§ **Dataset extract**:
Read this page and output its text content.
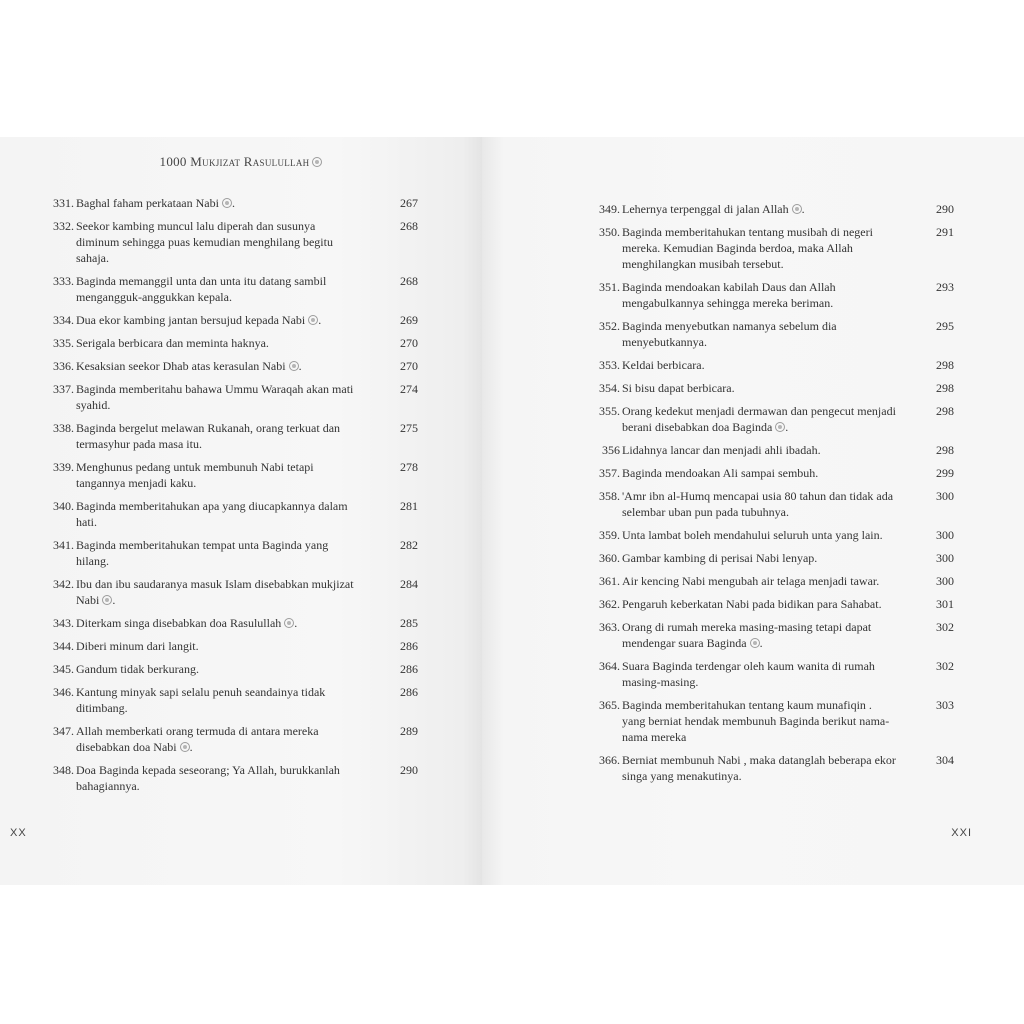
1000 Mukjizat Rasulullah
331. Baghal faham perkataan Nabi .	267
332. Seekor kambing muncul lalu diperah dan susunya diminum sehingga puas kemudian menghilang begitu sahaja.
268
333. Baginda memanggil unta dan unta itu datang sambil mengangguk-anggukkan kepala.
268
334. Dua ekor kambing jantan bersujud kepada Nabi .	269
335. Serigala berbicara dan meminta haknya.	270
336. Kesaksian seekor Dhab atas kerasulan Nabi .	270
337. Baginda memberitahu bahawa Ummu Waraqah akan mati syahid.
274
338. Baginda bergelut melawan Rukanah, orang terkuat dan termasyhur pada masa itu.
275
339. Menghunus pedang untuk membunuh Nabi tetapi tangannya menjadi kaku.
278
340. Baginda memberitahukan apa yang diucapkannya dalam hati.
281
341. Baginda memberitahukan tempat unta Baginda yang hilang.
282
342. Ibu dan ibu saudaranya masuk Islam disebabkan mukjizat Nabi .
284
343. Diterkam singa disebabkan doa Rasulullah .	285
344. Diberi minum dari langit.	286
345. Gandum tidak berkurang.	286
346. Kantung minyak sapi selalu penuh seandainya tidak ditimbang.
286
347. Allah memberkati orang termuda di antara mereka disebabkan doa Nabi .
289
348. Doa Baginda kepada seseorang; Ya Allah, burukkanlah bahagiannya.
290
XX
349. Lehernya terpenggal di jalan Allah .	290
350. Baginda memberitahukan tentang musibah di negeri mereka. Kemudian Baginda berdoa, maka Allah menghilangkan musibah tersebut.
291
351. Baginda mendoakan kabilah Daus dan Allah mengabulkannya sehingga mereka beriman.
293
352. Baginda menyebutkan namanya sebelum dia menyebutkannya.
295
353. Keldai berbicara.	298
354. Si bisu dapat berbicara.	298
355. Orang kedekut menjadi dermawan dan pengecut menjadi berani disebabkan doa Baginda .
298
356 Lidahnya lancar dan menjadi ahli ibadah.	298
357. Baginda mendoakan Ali sampai sembuh.	299
358. 'Amr ibn al-Humq mencapai usia 80 tahun dan tidak ada selembar uban pun pada tubuhnya.
300
359. Unta lambat boleh mendahului seluruh unta yang lain.	300
360. Gambar kambing di perisai Nabi lenyap.	300
361. Air kencing Nabi mengubah air telaga menjadi tawar.	300
362. Pengaruh keberkatan Nabi pada bidikan para Sahabat.	301
363. Orang di rumah mereka masing-masing tetapi dapat mendengar suara Baginda .
302
364. Suara Baginda terdengar oleh kaum wanita di rumah masing-masing.
302
365. Baginda memberitahukan tentang kaum munafiqin . yang berniat hendak membunuh Baginda berikut nama-nama mereka
303
366. Berniat membunuh Nabi , maka datanglah beberapa ekor singa yang menakutinya.
304
XXI
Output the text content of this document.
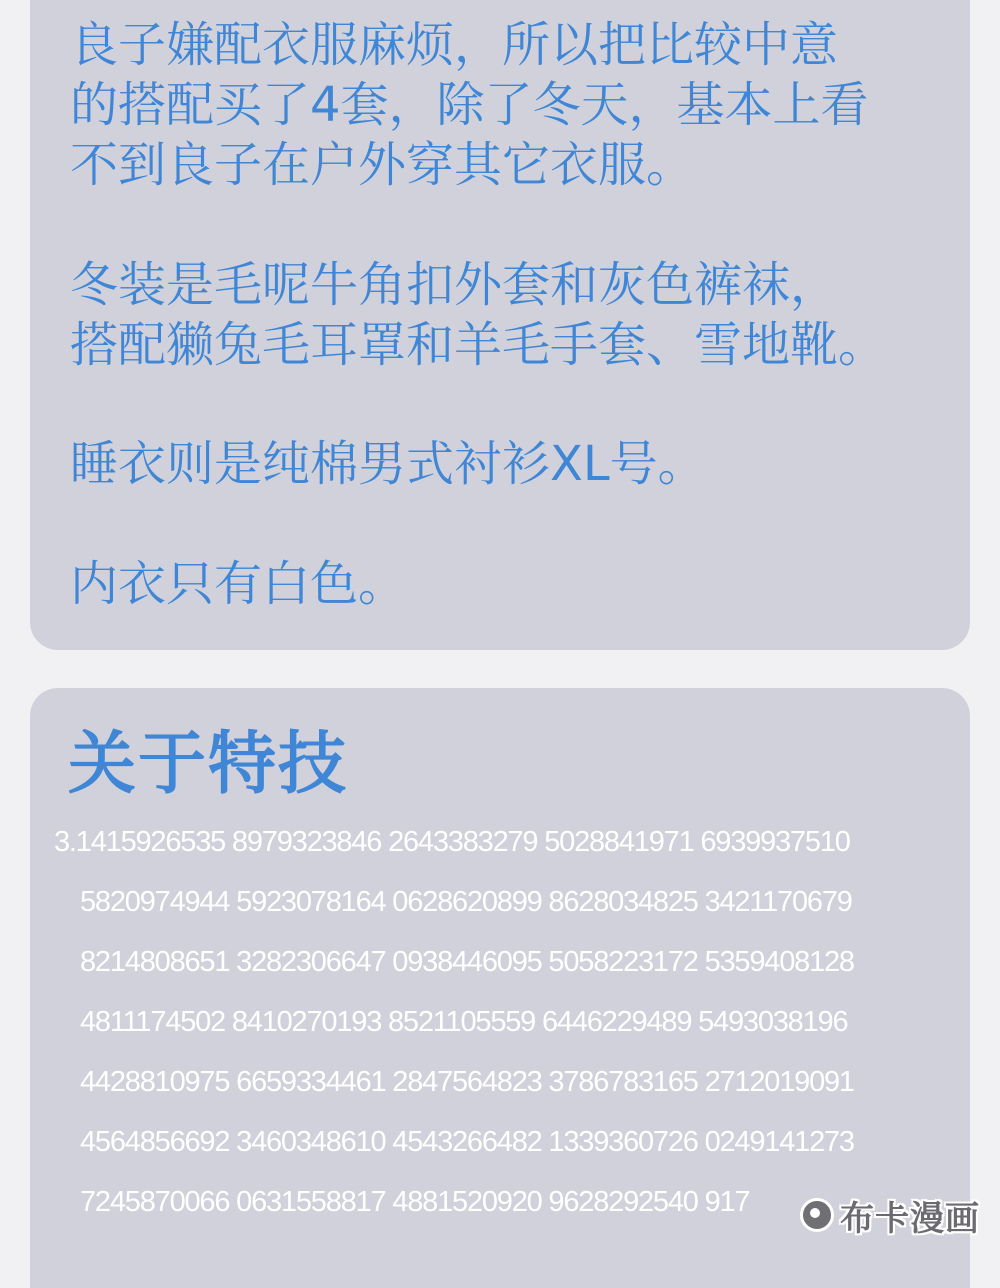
良子嫌配衣服麻烦，所以把比较中意
的搭配买了4套，除了冬天，基本上看
不到良子在户外穿其它衣服。

冬装是毛呢牛角扣外套和灰色裤袜，
搭配獭兔毛耳罩和羊毛手套、雪地靴。

睡衣则是纯棉男式衬衫XL号。

内衣只有白色。

关于特技
3.1415926535 8979323846 2643383279 5028841971 6939937510
5820974944 5923078164 0628620899 8628034825 3421170679
8214808651 3282306647 0938446095 5058223172 5359408128
4811174502 8410270193 8521105559 6446229489 5493038196
4428810975 6659334461 2847564823 3786783165 2712019091
4564856692 3460348610 4543266482 1339360726 0249141273
7245870066 0631558817 4881520920 9628292540 917	布卡漫画
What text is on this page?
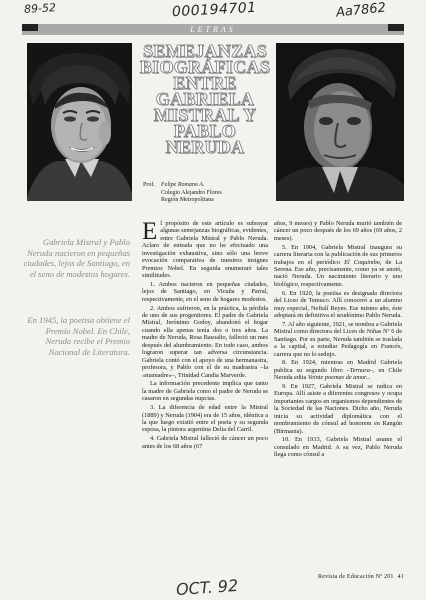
89-52	000194701	Aa7862
LETRAS
SEMEJANZAS
BIOGRÁFICAS
ENTRE
GABRIELA
MISTRAL Y
PABLO
NERUDA
Prof.	Felipe Romano A.
Colegio Alejandro Flores
Región Metropolitana
Gabriela Mistral y Pablo Neruda nacieron en pequeñas ciudades, lejos de Santiago, en el seno de modestos hogares.
En 1945, la poetisa obtiene el Premio Nobel. En Chile, Neruda recibe el Premio Nacional de Literatura.

El propósito de este artículo es subrayar algunas semejanzas biográficas, evidentes, entre Gabriela Mistral y Pablo Neruda. Aclaro de entrada que no he efectuado una investigación exhaustiva, sino sólo una breve evocación comparativa de nuestros insignes Premios Nobel. En seguida enumeraré tales similitudes.

1. Ambos nacieron en pequeñas ciudades, lejos de Santiago, en Vicuña y Parral, respectivamente, en el seno de hogares modestos.

2. Ambos sufrieron, en la práctica, la pérdida de uno de sus progenitores. El padre de Gabriela Mistral, Jerónimo Godoy, abandonó el hogar cuando ella apenas tenía dos o tres años. La madre de Neruda, Rosa Basoalto, falleció un mes después del alumbramiento. En todo caso, ambos lograron superar tan adversa circunstancia. Gabriela contó con el apoyo de una hermanastra, profesora, y Pablo con el de su madrastra –la «mamadre»–, Trinidad Candia Marverde.

La información precedente implica que tanto la madre de Gabriela como el padre de Neruda se casaron en segundas nupcias.

3. La diferencia de edad entre la Mistral (1889) y Neruda (1904) era de 15 años, idéntica a la que luego existió entre el poeta y su segunda esposa, la pintora argentina Delia del Carril.

4. Gabriela Mistral falleció de cáncer un poco antes de los 68 años (67

años, 9 meses) y Pablo Neruda murió también de cáncer un poco después de los 69 años (69 años, 2 meses).

5. En 1904, Gabriela Mistral inaugura su carrera literaria con la publicación de sus primeros trabajos en el periódico El Coquimbo, de La Serena. Ese año, precisamente, como ya se anotó, nació Neruda. Un nacimiento literario y uno biológico, respectivamente.

6. En 1920, la poetisa es designada directora del Liceo de Temuco. Allí conoceró a un alumno muy especial, Neftalí Reyes. Ese mismo año, éste adoptará en definitiva el seudónimo Pablo Neruda.

7. Al año siguiente, 1921, se nombra a Gabriela Mistral como directora del Liceo de Niñas Nº 6 de Santiago. Por su parte, Neruda también se traslada a la capital, a estudiar Pedagogía en Francés, carrera que no lo sedujo.

8. En 1924, mientras en Madrid Gabriela publica su segundo libro –Ternura–, en Chile Neruda edita Veinte poemas de amor...

9. En 1927, Gabriela Mistral se radica en Europa. Allí asiste a diferentes congresos y ocupa importantes cargos en organismos dependientes de la Sociedad de las Naciones. Dicho año, Neruda inicia su actividad diplomática con el nombramiento de cónsul ad honorem en Rangún (Birmania).

10. En 1933, Gabriela Mistral asume el consulado en Madrid. A su vez, Pablo Neruda llega como cónsul a

Revista de Educación Nº 201 41
OCT. 92
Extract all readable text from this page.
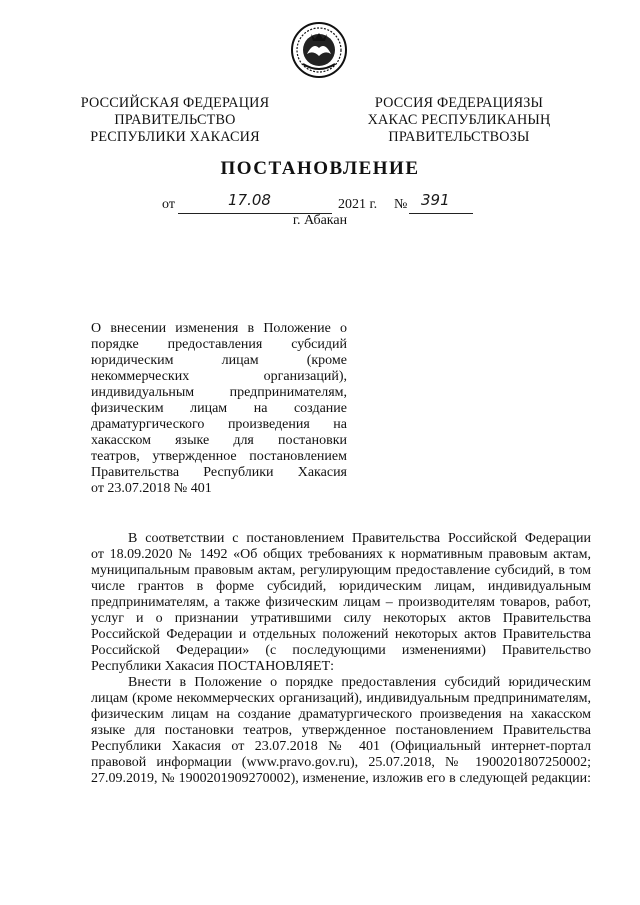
РОССИЙСКАЯ ФЕДЕРАЦИЯ
ПРАВИТЕЛЬСТВО
РЕСПУБЛИКИ ХАКАСИЯ
РОССИЯ ФЕДЕРАЦИЯЗЫ
ХАКАС РЕСПУБЛИКАНЫҢ
ПРАВИТЕЛЬСТВОЗЫ
ПОСТАНОВЛЕНИЕ
от	17.08	2021 г. № 391
г. Абакан
О внесении изменения в Положение о
порядке предоставления субсидий
юридическим лицам (кроме
некоммерческих организаций),
индивидуальным предпринимателям,
физическим лицам на создание
драматургического произведения на
хакасском языке для постановки
театров, утвержденное постановлением
Правительства Республики Хакасия
от 23.07.2018 № 401
В соответствии с постановлением Правительства Российской Федерации
от 18.09.2020 № 1492 «Об общих требованиях к нормативным правовым актам,
муниципальным правовым актам, регулирующим предоставление субсидий, в том
числе грантов в форме субсидий, юридическим лицам, индивидуальным
предпринимателям, а также физическим лицам – производителям товаров, работ,
услуг и о признании утратившими силу некоторых актов Правительства
Российской Федерации и отдельных положений некоторых актов Правительства
Российской Федерации» (с последующими изменениями) Правительство
Республики Хакасия ПОСТАНОВЛЯЕТ:
Внести в Положение о порядке предоставления субсидий юридическим
лицам (кроме некоммерческих организаций), индивидуальным предпринимателям,
физическим лицам на создание драматургического произведения на хакасском
языке для постановки театров, утвержденное постановлением Правительства
Республики Хакасия от 23.07.2018 № 401 (Официальный интернет-портал
правовой информации (www.pravo.gov.ru), 25.07.2018, № 1900201807250002;
27.09.2019, № 1900201909270002), изменение, изложив его в следующей редакции:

§ **Given request**:
From the material above, write out exactly the lines from the line with "Extract all readable text from this page." through the closing line, inclusive, and no pictures.

§ **Final result**:
Extract all readable text from this page.
РОССИЙСКАЯ ФЕДЕРАЦИЯ
ПРАВИТЕЛЬСТВО
РЕСПУБЛИКИ ХАКАСИЯ
РОССИЯ ФЕДЕРАЦИЯЗЫ
ХАКАС РЕСПУБЛИКАНЫҢ
ПРАВИТЕЛЬСТВОЗЫ
ПОСТАНОВЛЕНИЕ
от	17.08	2021 г. № 391
г. Абакан
О внесении изменения в Положение о
порядке предоставления субсидий
юридическим лицам (кроме
некоммерческих организаций),
индивидуальным предпринимателям,
физическим лицам на создание
драматургического произведения на
хакасском языке для постановки
театров, утвержденное постановлением
Правительства Республики Хакасия
от 23.07.2018 № 401
В соответствии с постановлением Правительства Российской Федерации
от 18.09.2020 № 1492 «Об общих требованиях к нормативным правовым актам,
муниципальным правовым актам, регулирующим предоставление субсидий, в том
числе грантов в форме субсидий, юридическим лицам, индивидуальным
предпринимателям, а также физическим лицам – производителям товаров, работ,
услуг и о признании утратившими силу некоторых актов Правительства
Российской Федерации и отдельных положений некоторых актов Правительства
Российской Федерации» (с последующими изменениями) Правительство
Республики Хакасия ПОСТАНОВЛЯЕТ:
Внести в Положение о порядке предоставления субсидий юридическим
лицам (кроме некоммерческих организаций), индивидуальным предпринимателям,
физическим лицам на создание драматургического произведения на хакасском
языке для постановки театров, утвержденное постановлением Правительства
Республики Хакасия от 23.07.2018 № 401 (Официальный интернет-портал
правовой информации (www.pravo.gov.ru), 25.07.2018, № 1900201807250002;
27.09.2019, № 1900201909270002), изменение, изложив его в следующей редакции:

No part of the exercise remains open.